THE RECORDS:
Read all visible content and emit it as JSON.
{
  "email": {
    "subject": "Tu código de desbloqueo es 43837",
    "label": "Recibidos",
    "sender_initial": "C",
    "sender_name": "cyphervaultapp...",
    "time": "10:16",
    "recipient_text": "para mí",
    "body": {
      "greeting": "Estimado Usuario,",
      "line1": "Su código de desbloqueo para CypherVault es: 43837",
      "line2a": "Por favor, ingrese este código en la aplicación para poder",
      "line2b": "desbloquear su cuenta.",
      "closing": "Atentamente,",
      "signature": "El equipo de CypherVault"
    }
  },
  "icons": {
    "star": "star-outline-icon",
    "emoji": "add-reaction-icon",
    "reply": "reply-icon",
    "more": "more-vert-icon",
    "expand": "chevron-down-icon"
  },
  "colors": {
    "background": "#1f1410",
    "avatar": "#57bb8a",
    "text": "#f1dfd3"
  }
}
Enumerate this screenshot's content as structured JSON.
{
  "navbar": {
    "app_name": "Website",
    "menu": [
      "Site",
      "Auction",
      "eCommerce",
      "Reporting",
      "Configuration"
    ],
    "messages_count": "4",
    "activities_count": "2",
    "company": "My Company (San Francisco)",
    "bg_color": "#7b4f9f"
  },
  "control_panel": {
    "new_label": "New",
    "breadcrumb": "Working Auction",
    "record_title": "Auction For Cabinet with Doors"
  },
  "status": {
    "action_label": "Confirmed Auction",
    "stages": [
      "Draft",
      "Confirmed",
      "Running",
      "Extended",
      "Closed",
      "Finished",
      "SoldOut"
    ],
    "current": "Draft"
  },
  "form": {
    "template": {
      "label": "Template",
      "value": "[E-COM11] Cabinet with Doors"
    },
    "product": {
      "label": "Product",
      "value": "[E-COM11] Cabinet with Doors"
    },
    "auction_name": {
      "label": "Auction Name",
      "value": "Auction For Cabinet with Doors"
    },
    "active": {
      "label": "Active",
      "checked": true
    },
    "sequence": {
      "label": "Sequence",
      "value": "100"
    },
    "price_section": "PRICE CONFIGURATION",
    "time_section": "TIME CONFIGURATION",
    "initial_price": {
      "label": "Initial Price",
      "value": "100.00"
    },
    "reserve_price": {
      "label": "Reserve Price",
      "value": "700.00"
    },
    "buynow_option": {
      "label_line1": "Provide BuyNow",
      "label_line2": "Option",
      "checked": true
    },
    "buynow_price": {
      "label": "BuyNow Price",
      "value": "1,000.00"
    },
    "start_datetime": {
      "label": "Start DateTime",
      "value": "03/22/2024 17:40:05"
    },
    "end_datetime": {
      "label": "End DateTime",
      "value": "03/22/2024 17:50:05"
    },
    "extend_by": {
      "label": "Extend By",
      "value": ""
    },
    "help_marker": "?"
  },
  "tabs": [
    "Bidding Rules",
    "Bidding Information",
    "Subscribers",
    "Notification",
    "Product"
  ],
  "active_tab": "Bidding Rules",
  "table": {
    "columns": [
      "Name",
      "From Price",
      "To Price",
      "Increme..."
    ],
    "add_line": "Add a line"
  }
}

SHORT TASK:
Scan the lines for the string "código". Pick out every line that has it.

OUTPUT FOR THIS TASK:
    "subject": "Tu código de desbloqueo es 43837",
      "line1": "Su código de desbloqueo para CypherVault es: 43837",
      "line2a": "Por favor, ingrese este código en la aplicación para poder",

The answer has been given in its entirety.